**Exercise goal:** Please determine how many lines of the material include the word "ENRIQUE", and respond with nothing but that number.

**Stored data:**
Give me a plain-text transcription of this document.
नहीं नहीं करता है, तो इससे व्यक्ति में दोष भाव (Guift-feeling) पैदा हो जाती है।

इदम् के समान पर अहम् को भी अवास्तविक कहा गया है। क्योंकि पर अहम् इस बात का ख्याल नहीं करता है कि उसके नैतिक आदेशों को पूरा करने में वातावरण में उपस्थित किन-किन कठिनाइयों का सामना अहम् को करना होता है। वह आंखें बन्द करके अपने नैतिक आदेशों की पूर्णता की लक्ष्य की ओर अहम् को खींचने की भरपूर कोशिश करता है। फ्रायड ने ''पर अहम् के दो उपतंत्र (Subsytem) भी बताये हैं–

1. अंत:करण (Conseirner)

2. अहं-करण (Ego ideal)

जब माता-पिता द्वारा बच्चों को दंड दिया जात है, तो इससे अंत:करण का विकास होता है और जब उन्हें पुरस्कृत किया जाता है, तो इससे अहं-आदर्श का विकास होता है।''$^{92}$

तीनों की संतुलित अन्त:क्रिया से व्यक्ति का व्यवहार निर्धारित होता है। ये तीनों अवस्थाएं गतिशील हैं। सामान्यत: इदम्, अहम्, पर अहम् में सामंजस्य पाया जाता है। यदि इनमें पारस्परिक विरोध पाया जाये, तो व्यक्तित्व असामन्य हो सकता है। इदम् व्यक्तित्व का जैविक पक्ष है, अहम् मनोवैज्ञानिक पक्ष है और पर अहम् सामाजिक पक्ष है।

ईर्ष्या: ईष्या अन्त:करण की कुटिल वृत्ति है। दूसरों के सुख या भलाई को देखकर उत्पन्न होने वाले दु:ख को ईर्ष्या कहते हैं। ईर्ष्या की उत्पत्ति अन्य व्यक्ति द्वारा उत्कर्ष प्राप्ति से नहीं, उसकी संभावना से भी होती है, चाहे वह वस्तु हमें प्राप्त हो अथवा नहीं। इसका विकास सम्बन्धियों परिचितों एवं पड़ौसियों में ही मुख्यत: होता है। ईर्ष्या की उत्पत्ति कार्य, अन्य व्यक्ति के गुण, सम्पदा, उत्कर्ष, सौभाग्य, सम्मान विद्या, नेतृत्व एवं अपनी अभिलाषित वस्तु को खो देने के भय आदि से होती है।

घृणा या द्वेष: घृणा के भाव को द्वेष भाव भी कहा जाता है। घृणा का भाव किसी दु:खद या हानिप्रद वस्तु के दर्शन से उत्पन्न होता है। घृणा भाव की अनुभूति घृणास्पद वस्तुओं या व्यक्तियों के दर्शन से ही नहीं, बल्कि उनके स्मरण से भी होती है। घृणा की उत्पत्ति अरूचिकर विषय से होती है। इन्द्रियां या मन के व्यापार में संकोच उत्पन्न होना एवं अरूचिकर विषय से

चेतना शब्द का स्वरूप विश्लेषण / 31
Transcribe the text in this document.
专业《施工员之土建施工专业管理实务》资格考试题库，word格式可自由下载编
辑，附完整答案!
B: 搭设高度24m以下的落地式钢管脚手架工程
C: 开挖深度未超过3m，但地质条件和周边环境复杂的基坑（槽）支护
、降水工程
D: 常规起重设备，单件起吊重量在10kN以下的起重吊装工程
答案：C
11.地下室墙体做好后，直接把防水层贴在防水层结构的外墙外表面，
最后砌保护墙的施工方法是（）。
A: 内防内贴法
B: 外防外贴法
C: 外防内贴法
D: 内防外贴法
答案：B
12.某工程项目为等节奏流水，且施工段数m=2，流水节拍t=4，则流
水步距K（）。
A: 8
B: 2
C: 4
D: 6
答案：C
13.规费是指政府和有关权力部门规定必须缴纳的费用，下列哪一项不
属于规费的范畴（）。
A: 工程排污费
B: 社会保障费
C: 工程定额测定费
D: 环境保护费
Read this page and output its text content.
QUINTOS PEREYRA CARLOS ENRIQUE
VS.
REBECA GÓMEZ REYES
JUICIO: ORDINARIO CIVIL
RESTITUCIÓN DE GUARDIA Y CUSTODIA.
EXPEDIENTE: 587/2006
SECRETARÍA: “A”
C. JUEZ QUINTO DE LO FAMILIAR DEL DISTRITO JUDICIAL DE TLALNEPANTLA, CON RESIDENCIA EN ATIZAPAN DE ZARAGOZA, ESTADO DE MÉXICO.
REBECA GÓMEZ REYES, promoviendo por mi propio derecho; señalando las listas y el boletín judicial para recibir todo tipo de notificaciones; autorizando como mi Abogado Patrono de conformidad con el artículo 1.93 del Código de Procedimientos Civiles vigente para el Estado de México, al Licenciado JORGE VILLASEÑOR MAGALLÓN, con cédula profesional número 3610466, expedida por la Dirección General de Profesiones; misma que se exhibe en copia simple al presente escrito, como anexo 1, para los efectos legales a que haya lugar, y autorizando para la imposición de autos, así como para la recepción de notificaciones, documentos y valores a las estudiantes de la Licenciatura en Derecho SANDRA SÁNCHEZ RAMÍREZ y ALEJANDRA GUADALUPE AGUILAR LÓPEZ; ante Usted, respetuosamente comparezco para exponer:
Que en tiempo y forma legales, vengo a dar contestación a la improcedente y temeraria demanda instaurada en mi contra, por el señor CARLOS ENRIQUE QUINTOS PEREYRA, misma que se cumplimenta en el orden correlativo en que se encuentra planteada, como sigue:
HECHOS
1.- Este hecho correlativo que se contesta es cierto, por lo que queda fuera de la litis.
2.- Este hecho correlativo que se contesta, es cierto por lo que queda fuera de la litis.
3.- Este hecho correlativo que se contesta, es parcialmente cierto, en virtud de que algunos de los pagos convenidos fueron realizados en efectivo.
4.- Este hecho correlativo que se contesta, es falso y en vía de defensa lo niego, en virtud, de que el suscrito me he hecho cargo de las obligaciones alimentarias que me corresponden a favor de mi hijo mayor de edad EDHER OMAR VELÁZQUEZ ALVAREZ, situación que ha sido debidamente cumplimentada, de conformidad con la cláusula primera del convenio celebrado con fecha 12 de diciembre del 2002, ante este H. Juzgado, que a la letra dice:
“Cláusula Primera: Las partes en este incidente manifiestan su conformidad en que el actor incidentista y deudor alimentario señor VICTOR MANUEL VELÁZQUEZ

**Final answer:** 2